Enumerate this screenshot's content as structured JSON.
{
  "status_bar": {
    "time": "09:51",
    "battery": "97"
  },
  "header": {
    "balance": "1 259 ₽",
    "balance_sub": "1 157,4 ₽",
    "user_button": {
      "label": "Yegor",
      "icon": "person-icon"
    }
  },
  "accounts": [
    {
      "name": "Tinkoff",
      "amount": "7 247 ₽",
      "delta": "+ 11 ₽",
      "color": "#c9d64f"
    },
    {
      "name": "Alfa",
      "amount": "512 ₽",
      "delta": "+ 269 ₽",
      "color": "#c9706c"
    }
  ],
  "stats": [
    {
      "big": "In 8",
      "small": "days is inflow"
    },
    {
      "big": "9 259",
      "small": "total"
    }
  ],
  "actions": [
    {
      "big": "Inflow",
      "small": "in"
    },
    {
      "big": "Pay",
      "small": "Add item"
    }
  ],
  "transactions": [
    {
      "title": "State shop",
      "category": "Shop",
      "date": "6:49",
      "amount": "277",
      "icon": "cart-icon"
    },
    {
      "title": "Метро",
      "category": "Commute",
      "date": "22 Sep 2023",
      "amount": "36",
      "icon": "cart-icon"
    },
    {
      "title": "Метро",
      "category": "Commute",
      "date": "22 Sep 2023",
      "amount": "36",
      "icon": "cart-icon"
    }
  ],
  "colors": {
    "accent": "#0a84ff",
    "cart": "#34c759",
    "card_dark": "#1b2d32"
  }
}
################
#### Problem description:
Retype each record exactly, leaving nothing out.

#### Answer for this exercise:
Enumerate this screenshot's content as structured JSON.
{
  "status_bar": {
    "time": "09:51",
    "battery": "97"
  },
  "header": {
    "balance": "1 259 ₽",
    "balance_sub": "1 157,4 ₽",
    "user_button": {
      "label": "Yegor",
      "icon": "person-icon"
    }
  },
  "accounts": [
    {
      "name": "Tinkoff",
      "amount": "7 247 ₽",
      "delta": "+ 11 ₽",
      "color": "#c9d64f"
    },
    {
      "name": "Alfa",
      "amount": "512 ₽",
      "delta": "+ 269 ₽",
      "color": "#c9706c"
    }
  ],
  "stats": [
    {
      "big": "In 8",
      "small": "days is inflow"
    },
    {
      "big": "9 259",
      "small": "total"
    }
  ],
  "actions": [
    {
      "big": "Inflow",
      "small": "in"
    },
    {
      "big": "Pay",
      "small": "Add item"
    }
  ],
  "transactions": [
    {
      "title": "State shop",
      "category": "Shop",
      "date": "6:49",
      "amount": "277",
      "icon": "cart-icon"
    },
    {
      "title": "Метро",
      "category": "Commute",
      "date": "22 Sep 2023",
      "amount": "36",
      "icon": "cart-icon"
    },
    {
      "title": "Метро",
      "category": "Commute",
      "date": "22 Sep 2023",
      "amount": "36",
      "icon": "cart-icon"
    }
  ],
  "colors": {
    "accent": "#0a84ff",
    "cart": "#34c759",
    "card_dark": "#1b2d32"
  }
}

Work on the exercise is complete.